# Job:
Rewrite the records below, putting "legend-marker" wherever "legend-swatch" appears and leaving everything else as it is.

# Entries:
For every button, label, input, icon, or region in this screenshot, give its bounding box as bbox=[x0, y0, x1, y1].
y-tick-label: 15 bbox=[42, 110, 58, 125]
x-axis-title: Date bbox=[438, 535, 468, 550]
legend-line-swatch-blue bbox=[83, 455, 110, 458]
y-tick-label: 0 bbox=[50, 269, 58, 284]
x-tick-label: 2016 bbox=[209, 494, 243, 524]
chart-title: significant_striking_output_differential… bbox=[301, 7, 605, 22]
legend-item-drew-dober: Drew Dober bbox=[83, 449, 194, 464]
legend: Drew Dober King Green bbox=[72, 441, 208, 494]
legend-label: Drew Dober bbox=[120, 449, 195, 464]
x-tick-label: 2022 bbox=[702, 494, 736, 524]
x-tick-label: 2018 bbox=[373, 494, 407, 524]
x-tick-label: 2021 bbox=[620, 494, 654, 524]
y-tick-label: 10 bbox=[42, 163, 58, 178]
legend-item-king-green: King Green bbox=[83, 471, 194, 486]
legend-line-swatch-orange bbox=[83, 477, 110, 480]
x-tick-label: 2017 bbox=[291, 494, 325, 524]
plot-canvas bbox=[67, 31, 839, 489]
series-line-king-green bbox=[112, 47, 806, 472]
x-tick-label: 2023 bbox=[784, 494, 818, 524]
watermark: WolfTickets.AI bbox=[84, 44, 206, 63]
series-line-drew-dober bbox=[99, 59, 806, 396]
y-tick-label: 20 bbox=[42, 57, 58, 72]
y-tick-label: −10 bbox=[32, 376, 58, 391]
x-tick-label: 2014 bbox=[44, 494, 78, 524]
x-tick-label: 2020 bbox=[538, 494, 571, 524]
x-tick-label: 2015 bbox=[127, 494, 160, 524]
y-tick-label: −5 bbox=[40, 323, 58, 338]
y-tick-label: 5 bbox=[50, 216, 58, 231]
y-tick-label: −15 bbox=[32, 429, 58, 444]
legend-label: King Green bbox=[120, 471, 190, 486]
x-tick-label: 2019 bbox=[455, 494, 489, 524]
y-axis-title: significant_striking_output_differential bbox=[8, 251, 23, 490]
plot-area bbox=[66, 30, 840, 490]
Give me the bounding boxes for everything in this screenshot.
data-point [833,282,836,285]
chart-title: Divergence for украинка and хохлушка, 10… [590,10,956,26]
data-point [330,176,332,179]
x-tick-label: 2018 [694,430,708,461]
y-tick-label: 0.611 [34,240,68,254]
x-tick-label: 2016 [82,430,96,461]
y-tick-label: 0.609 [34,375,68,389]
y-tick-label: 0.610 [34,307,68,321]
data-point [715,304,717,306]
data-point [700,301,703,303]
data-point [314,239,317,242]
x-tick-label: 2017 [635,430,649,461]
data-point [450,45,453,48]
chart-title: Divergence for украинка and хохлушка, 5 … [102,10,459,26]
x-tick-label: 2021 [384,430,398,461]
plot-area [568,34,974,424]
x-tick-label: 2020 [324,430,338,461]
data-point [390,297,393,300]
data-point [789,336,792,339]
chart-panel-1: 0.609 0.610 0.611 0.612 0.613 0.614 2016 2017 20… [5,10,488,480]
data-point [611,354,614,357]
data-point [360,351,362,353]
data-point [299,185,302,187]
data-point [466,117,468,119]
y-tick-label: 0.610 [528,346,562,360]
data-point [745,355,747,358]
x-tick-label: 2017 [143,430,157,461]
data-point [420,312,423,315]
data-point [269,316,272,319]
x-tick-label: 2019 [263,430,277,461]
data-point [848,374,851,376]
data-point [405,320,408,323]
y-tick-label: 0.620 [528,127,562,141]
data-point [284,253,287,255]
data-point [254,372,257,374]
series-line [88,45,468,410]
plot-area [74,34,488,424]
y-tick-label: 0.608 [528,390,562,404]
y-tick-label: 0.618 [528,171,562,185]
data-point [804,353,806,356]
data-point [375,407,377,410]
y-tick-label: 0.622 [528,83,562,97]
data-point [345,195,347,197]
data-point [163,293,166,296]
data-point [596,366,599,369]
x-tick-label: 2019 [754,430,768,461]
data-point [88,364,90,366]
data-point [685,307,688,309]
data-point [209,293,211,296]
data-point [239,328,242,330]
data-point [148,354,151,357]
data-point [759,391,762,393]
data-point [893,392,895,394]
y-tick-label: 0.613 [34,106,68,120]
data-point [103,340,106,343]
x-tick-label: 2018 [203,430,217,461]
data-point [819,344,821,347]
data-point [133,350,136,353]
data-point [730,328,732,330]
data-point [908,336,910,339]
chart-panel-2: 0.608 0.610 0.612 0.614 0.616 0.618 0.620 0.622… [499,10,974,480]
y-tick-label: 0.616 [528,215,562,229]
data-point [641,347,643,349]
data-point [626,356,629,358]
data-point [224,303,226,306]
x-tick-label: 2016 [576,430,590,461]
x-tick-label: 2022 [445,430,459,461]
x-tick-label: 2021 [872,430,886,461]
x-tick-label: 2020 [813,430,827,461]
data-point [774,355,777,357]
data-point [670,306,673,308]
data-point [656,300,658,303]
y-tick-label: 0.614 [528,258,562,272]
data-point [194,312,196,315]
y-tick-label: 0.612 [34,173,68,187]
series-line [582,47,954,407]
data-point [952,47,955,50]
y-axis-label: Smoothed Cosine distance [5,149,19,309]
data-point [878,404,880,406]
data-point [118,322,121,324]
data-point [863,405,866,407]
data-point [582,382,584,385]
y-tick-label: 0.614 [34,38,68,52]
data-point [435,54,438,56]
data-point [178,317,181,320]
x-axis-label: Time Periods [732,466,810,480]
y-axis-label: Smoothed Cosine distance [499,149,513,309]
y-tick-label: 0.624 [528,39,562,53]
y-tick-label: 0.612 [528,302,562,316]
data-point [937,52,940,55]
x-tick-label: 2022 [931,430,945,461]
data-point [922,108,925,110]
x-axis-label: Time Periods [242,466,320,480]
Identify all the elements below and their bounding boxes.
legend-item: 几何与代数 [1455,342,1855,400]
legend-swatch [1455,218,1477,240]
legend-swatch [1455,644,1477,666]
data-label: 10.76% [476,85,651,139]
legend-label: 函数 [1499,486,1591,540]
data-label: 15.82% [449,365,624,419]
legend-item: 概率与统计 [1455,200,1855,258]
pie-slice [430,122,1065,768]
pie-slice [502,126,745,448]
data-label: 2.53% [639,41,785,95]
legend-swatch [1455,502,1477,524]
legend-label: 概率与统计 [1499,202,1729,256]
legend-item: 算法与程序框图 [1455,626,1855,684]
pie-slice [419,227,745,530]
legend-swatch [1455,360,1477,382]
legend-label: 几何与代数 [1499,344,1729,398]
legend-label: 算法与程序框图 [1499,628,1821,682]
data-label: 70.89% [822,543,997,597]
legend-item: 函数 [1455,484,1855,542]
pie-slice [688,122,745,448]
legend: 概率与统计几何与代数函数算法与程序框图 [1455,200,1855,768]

# Answer to this task:
For every button, label, input, icon, or region in this screenshot, give its bounding box as bbox=[x0, y0, x1, y1].
y-tick-label: 15 bbox=[42, 110, 58, 125]
x-axis-title: Date bbox=[438, 535, 468, 550]
legend-line-swatch-blue bbox=[83, 455, 110, 458]
y-tick-label: 0 bbox=[50, 269, 58, 284]
x-tick-label: 2016 bbox=[209, 494, 243, 524]
chart-title: significant_striking_output_differential… bbox=[301, 7, 605, 22]
legend-item-drew-dober: Drew Dober bbox=[83, 449, 194, 464]
legend: Drew Dober King Green bbox=[72, 441, 208, 494]
legend-label: Drew Dober bbox=[120, 449, 195, 464]
x-tick-label: 2022 bbox=[702, 494, 736, 524]
x-tick-label: 2018 bbox=[373, 494, 407, 524]
x-tick-label: 2021 bbox=[620, 494, 654, 524]
y-tick-label: 10 bbox=[42, 163, 58, 178]
legend-item-king-green: King Green bbox=[83, 471, 194, 486]
legend-line-swatch-orange bbox=[83, 477, 110, 480]
x-tick-label: 2017 bbox=[291, 494, 325, 524]
plot-canvas bbox=[67, 31, 839, 489]
series-line-king-green bbox=[112, 47, 806, 472]
x-tick-label: 2023 bbox=[784, 494, 818, 524]
watermark: WolfTickets.AI bbox=[84, 44, 206, 63]
series-line-drew-dober bbox=[99, 59, 806, 396]
y-tick-label: 20 bbox=[42, 57, 58, 72]
y-tick-label: −10 bbox=[32, 376, 58, 391]
x-tick-label: 2014 bbox=[44, 494, 78, 524]
x-tick-label: 2020 bbox=[538, 494, 571, 524]
x-tick-label: 2015 bbox=[127, 494, 160, 524]
y-tick-label: −5 bbox=[40, 323, 58, 338]
y-tick-label: 5 bbox=[50, 216, 58, 231]
y-tick-label: −15 bbox=[32, 429, 58, 444]
legend-label: King Green bbox=[120, 471, 190, 486]
x-tick-label: 2019 bbox=[455, 494, 489, 524]
y-axis-title: significant_striking_output_differential bbox=[8, 251, 23, 490]
plot-area bbox=[66, 30, 840, 490]
Give me the bounding boxes for everything in this screenshot.
data-point [833,282,836,285]
chart-title: Divergence for украинка and хохлушка, 10… [590,10,956,26]
data-point [330,176,332,179]
x-tick-label: 2018 [694,430,708,461]
y-tick-label: 0.611 [34,240,68,254]
x-tick-label: 2016 [82,430,96,461]
y-tick-label: 0.609 [34,375,68,389]
y-tick-label: 0.610 [34,307,68,321]
data-point [715,304,717,306]
data-point [700,301,703,303]
data-point [314,239,317,242]
x-tick-label: 2017 [635,430,649,461]
data-point [450,45,453,48]
chart-title: Divergence for украинка and хохлушка, 5 … [102,10,459,26]
x-tick-label: 2021 [384,430,398,461]
plot-area [568,34,974,424]
x-tick-label: 2020 [324,430,338,461]
data-point [390,297,393,300]
data-point [789,336,792,339]
chart-panel-1: 0.609 0.610 0.611 0.612 0.613 0.614 2016 2017 20… [5,10,488,480]
data-point [611,354,614,357]
data-point [360,351,362,353]
data-point [299,185,302,187]
data-point [466,117,468,119]
y-tick-label: 0.610 [528,346,562,360]
data-point [745,355,747,358]
x-tick-label: 2017 [143,430,157,461]
data-point [420,312,423,315]
data-point [269,316,272,319]
x-tick-label: 2019 [263,430,277,461]
data-point [848,374,851,376]
data-point [405,320,408,323]
y-tick-label: 0.620 [528,127,562,141]
data-point [284,253,287,255]
data-point [254,372,257,374]
series-line [88,45,468,410]
plot-area [74,34,488,424]
y-tick-label: 0.608 [528,390,562,404]
y-tick-label: 0.618 [528,171,562,185]
data-point [804,353,806,356]
data-point [375,407,377,410]
y-tick-label: 0.622 [528,83,562,97]
data-point [345,195,347,197]
data-point [163,293,166,296]
data-point [596,366,599,369]
x-tick-label: 2019 [754,430,768,461]
data-point [88,364,90,366]
data-point [685,307,688,309]
data-point [209,293,211,296]
data-point [239,328,242,330]
data-point [148,354,151,357]
data-point [759,391,762,393]
data-point [893,392,895,394]
y-tick-label: 0.613 [34,106,68,120]
data-point [103,340,106,343]
x-tick-label: 2018 [203,430,217,461]
data-point [819,344,821,347]
data-point [133,350,136,353]
data-point [730,328,732,330]
data-point [908,336,910,339]
chart-panel-2: 0.608 0.610 0.612 0.614 0.616 0.618 0.620 0.622… [499,10,974,480]
y-tick-label: 0.616 [528,215,562,229]
data-point [641,347,643,349]
data-point [626,356,629,358]
data-point [224,303,226,306]
x-tick-label: 2016 [576,430,590,461]
x-tick-label: 2022 [445,430,459,461]
x-tick-label: 2021 [872,430,886,461]
x-tick-label: 2020 [813,430,827,461]
data-point [774,355,777,357]
data-point [670,306,673,308]
data-point [656,300,658,303]
y-tick-label: 0.614 [528,258,562,272]
data-point [194,312,196,315]
y-tick-label: 0.612 [34,173,68,187]
series-line [582,47,954,407]
data-point [952,47,955,50]
y-axis-label: Smoothed Cosine distance [5,149,19,309]
data-point [878,404,880,406]
data-point [118,322,121,324]
data-point [863,405,866,407]
data-point [582,382,584,385]
y-tick-label: 0.614 [34,38,68,52]
data-point [435,54,438,56]
data-point [178,317,181,320]
x-axis-label: Time Periods [732,466,810,480]
y-axis-label: Smoothed Cosine distance [499,149,513,309]
y-tick-label: 0.624 [528,39,562,53]
y-tick-label: 0.612 [528,302,562,316]
data-point [937,52,940,55]
x-tick-label: 2022 [931,430,945,461]
data-point [922,108,925,110]
x-axis-label: Time Periods [242,466,320,480]
Identify all the elements below and their bounding boxes.
legend-item: 几何与代数 [1455,342,1855,400]
legend-marker [1455,218,1477,240]
legend-marker [1455,644,1477,666]
data-label: 10.76% [476,85,651,139]
legend-label: 函数 [1499,486,1591,540]
data-label: 15.82% [449,365,624,419]
legend-item: 概率与统计 [1455,200,1855,258]
pie-slice [430,122,1065,768]
pie-slice [502,126,745,448]
data-label: 2.53% [639,41,785,95]
legend-marker [1455,502,1477,524]
legend-label: 概率与统计 [1499,202,1729,256]
legend-item: 算法与程序框图 [1455,626,1855,684]
pie-slice [419,227,745,530]
legend-marker [1455,360,1477,382]
legend-label: 几何与代数 [1499,344,1729,398]
legend-label: 算法与程序框图 [1499,628,1821,682]
data-label: 70.89% [822,543,997,597]
legend-item: 函数 [1455,484,1855,542]
pie-slice [688,122,745,448]
legend: 概率与统计几何与代数函数算法与程序框图 [1455,200,1855,768]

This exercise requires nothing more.